What you have to do: Locate the lines of the listing below that hold "name", then copy each of them.

--- Start Record list ---

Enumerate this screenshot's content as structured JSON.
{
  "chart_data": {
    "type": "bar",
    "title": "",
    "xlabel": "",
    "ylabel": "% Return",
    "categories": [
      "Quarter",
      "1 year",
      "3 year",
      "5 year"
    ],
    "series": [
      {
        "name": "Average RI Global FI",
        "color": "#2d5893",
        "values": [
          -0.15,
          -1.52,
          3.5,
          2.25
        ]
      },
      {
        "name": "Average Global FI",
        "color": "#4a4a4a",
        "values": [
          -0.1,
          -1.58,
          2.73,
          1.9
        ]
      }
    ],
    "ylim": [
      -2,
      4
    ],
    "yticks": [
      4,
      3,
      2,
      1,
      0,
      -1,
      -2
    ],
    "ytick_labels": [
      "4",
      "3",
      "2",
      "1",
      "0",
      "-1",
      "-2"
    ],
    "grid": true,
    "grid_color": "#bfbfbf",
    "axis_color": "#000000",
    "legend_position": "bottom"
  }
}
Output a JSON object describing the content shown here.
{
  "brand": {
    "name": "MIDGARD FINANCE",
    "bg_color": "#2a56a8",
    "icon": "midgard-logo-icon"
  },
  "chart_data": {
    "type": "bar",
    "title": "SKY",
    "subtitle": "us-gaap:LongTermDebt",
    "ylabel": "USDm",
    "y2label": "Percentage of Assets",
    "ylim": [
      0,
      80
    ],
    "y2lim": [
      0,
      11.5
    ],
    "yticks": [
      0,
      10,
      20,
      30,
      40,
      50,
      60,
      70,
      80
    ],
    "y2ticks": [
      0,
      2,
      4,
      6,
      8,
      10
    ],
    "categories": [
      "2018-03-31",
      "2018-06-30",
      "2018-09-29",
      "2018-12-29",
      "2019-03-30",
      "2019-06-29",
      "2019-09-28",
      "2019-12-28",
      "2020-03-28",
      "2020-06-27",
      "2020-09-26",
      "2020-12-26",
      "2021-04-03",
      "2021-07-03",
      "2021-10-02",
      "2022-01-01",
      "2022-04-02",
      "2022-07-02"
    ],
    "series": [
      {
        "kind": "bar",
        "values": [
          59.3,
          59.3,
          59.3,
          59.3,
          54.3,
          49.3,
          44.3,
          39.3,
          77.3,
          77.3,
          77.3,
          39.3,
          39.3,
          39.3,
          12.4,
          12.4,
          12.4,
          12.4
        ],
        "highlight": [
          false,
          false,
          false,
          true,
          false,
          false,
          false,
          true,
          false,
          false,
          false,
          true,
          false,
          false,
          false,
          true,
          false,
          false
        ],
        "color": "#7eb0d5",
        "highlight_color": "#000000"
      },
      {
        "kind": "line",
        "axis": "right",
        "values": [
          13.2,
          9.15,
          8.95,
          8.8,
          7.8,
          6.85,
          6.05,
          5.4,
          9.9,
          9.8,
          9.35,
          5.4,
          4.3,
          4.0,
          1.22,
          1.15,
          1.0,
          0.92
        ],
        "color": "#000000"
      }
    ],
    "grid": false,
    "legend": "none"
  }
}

--- End Record list ---

Completed exercise:
        "name": "Average RI Global FI",
        "name": "Average Global FI",
    "name": "MIDGARD FINANCE",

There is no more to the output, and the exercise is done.